Write out the whole of the material exactly.

══════════

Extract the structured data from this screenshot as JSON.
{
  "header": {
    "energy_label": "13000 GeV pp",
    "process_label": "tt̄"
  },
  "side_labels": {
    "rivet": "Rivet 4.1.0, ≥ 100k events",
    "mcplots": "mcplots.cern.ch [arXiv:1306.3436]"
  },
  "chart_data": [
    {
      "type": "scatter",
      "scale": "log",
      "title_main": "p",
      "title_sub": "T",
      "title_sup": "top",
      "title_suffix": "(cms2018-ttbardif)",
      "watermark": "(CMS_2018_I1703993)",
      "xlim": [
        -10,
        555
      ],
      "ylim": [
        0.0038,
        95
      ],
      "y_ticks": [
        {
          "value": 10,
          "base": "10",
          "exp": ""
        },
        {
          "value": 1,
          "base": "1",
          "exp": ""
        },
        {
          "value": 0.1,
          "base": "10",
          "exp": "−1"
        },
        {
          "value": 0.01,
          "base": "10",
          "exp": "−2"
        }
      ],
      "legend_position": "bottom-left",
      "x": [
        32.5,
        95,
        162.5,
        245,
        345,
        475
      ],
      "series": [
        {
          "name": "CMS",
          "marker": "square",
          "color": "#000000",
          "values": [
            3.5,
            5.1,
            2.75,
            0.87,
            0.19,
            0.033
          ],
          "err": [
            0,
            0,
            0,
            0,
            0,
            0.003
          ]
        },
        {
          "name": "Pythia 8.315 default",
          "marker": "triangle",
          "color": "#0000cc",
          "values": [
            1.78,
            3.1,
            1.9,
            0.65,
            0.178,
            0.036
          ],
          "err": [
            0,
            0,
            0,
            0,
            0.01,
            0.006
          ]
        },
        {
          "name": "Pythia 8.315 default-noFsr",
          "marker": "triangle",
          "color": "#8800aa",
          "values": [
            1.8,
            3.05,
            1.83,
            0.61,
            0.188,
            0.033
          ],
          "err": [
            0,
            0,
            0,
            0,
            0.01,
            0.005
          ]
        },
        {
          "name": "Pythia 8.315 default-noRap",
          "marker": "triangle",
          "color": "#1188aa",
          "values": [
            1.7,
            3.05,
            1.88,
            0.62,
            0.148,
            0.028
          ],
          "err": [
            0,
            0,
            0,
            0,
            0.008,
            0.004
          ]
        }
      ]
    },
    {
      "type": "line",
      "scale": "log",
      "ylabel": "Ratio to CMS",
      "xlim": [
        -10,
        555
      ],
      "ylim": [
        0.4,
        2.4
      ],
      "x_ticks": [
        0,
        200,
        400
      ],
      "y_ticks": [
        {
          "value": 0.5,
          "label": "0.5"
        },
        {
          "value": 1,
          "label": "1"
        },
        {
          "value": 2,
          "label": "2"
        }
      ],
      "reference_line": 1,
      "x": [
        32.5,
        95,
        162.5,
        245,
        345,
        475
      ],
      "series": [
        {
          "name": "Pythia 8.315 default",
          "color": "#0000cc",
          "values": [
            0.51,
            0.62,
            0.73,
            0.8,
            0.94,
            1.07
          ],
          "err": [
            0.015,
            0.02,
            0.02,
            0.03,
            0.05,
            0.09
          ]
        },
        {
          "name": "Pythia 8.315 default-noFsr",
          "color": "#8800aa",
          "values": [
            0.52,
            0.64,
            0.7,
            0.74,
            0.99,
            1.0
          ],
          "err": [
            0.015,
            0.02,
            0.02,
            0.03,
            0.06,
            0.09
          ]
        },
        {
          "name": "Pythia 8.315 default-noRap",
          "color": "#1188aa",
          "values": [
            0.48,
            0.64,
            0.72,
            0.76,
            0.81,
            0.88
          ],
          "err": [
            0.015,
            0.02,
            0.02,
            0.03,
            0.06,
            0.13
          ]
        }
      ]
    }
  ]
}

══════════

* Response below *
Extract the structured data from this screenshot as JSON.
{
  "header": {
    "energy_label": "13000 GeV pp",
    "process_label": "tt̄"
  },
  "side_labels": {
    "rivet": "Rivet 4.1.0, ≥ 100k events",
    "mcplots": "mcplots.cern.ch [arXiv:1306.3436]"
  },
  "chart_data": [
    {
      "type": "scatter",
      "scale": "log",
      "title_main": "p",
      "title_sub": "T",
      "title_sup": "top",
      "title_suffix": "(cms2018-ttbardif)",
      "watermark": "(CMS_2018_I1703993)",
      "xlim": [
        -10,
        555
      ],
      "ylim": [
        0.0038,
        95
      ],
      "y_ticks": [
        {
          "value": 10,
          "base": "10",
          "exp": ""
        },
        {
          "value": 1,
          "base": "1",
          "exp": ""
        },
        {
          "value": 0.1,
          "base": "10",
          "exp": "−1"
        },
        {
          "value": 0.01,
          "base": "10",
          "exp": "−2"
        }
      ],
      "legend_position": "bottom-left",
      "x": [
        32.5,
        95,
        162.5,
        245,
        345,
        475
      ],
      "series": [
        {
          "name": "CMS",
          "marker": "square",
          "color": "#000000",
          "values": [
            3.5,
            5.1,
            2.75,
            0.87,
            0.19,
            0.033
          ],
          "err": [
            0,
            0,
            0,
            0,
            0,
            0.003
          ]
        },
        {
          "name": "Pythia 8.315 default",
          "marker": "triangle",
          "color": "#0000cc",
          "values": [
            1.78,
            3.1,
            1.9,
            0.65,
            0.178,
            0.036
          ],
          "err": [
            0,
            0,
            0,
            0,
            0.01,
            0.006
          ]
        },
        {
          "name": "Pythia 8.315 default-noFsr",
          "marker": "triangle",
          "color": "#8800aa",
          "values": [
            1.8,
            3.05,
            1.83,
            0.61,
            0.188,
            0.033
          ],
          "err": [
            0,
            0,
            0,
            0,
            0.01,
            0.005
          ]
        },
        {
          "name": "Pythia 8.315 default-noRap",
          "marker": "triangle",
          "color": "#1188aa",
          "values": [
            1.7,
            3.05,
            1.88,
            0.62,
            0.148,
            0.028
          ],
          "err": [
            0,
            0,
            0,
            0,
            0.008,
            0.004
          ]
        }
      ]
    },
    {
      "type": "line",
      "scale": "log",
      "ylabel": "Ratio to CMS",
      "xlim": [
        -10,
        555
      ],
      "ylim": [
        0.4,
        2.4
      ],
      "x_ticks": [
        0,
        200,
        400
      ],
      "y_ticks": [
        {
          "value": 0.5,
          "label": "0.5"
        },
        {
          "value": 1,
          "label": "1"
        },
        {
          "value": 2,
          "label": "2"
        }
      ],
      "reference_line": 1,
      "x": [
        32.5,
        95,
        162.5,
        245,
        345,
        475
      ],
      "series": [
        {
          "name": "Pythia 8.315 default",
          "color": "#0000cc",
          "values": [
            0.51,
            0.62,
            0.73,
            0.8,
            0.94,
            1.07
          ],
          "err": [
            0.015,
            0.02,
            0.02,
            0.03,
            0.05,
            0.09
          ]
        },
        {
          "name": "Pythia 8.315 default-noFsr",
          "color": "#8800aa",
          "values": [
            0.52,
            0.64,
            0.7,
            0.74,
            0.99,
            1.0
          ],
          "err": [
            0.015,
            0.02,
            0.02,
            0.03,
            0.06,
            0.09
          ]
        },
        {
          "name": "Pythia 8.315 default-noRap",
          "color": "#1188aa",
          "values": [
            0.48,
            0.64,
            0.72,
            0.76,
            0.81,
            0.88
          ],
          "err": [
            0.015,
            0.02,
            0.02,
            0.03,
            0.06,
            0.13
          ]
        }
      ]
    }
  ]
}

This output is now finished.